**EXERCISE DETAILS**
For each line below that contains the string "Standard", copy that line.
----- INPUT DATA -----
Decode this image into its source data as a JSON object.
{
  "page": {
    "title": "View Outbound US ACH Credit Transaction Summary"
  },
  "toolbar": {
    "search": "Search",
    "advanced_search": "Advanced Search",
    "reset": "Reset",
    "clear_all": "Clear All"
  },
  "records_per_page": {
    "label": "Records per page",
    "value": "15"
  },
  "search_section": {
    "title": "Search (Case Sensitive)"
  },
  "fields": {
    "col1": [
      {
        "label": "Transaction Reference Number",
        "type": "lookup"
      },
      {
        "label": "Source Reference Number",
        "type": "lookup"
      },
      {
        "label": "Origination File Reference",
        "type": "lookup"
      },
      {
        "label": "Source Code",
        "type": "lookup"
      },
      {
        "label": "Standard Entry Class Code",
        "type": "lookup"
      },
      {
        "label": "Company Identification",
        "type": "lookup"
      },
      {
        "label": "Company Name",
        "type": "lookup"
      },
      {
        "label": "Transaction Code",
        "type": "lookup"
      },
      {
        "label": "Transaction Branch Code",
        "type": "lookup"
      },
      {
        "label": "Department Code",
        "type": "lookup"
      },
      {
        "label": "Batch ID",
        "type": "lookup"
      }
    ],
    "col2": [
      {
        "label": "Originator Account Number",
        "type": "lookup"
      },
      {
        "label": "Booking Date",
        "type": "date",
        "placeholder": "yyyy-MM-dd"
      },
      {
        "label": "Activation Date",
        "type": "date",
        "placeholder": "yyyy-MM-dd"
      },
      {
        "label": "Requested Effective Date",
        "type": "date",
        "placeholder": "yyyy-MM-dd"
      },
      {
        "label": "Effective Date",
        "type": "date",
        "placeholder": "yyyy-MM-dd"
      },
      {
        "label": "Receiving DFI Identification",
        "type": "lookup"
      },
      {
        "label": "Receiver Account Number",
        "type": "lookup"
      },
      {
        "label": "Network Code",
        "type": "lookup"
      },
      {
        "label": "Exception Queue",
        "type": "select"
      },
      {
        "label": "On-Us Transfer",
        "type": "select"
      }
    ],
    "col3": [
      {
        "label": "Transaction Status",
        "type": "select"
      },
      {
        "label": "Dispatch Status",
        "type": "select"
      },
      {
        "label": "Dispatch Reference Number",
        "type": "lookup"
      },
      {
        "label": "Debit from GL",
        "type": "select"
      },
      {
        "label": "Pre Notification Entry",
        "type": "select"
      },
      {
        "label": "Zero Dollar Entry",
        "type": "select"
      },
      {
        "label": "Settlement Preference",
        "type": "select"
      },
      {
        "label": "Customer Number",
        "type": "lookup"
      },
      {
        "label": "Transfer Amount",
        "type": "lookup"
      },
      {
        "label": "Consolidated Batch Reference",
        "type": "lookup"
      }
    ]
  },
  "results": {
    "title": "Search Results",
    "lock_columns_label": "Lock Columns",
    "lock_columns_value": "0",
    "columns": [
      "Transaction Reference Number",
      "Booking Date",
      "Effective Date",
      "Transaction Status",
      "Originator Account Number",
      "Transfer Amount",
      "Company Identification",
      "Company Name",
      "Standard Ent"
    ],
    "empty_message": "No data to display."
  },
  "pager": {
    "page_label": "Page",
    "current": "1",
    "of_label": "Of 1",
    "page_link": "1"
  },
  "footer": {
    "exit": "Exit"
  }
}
-----
**WRITTEN ANSWER**
        "label": "Standard Entry Class Code",
      "Standard Ent"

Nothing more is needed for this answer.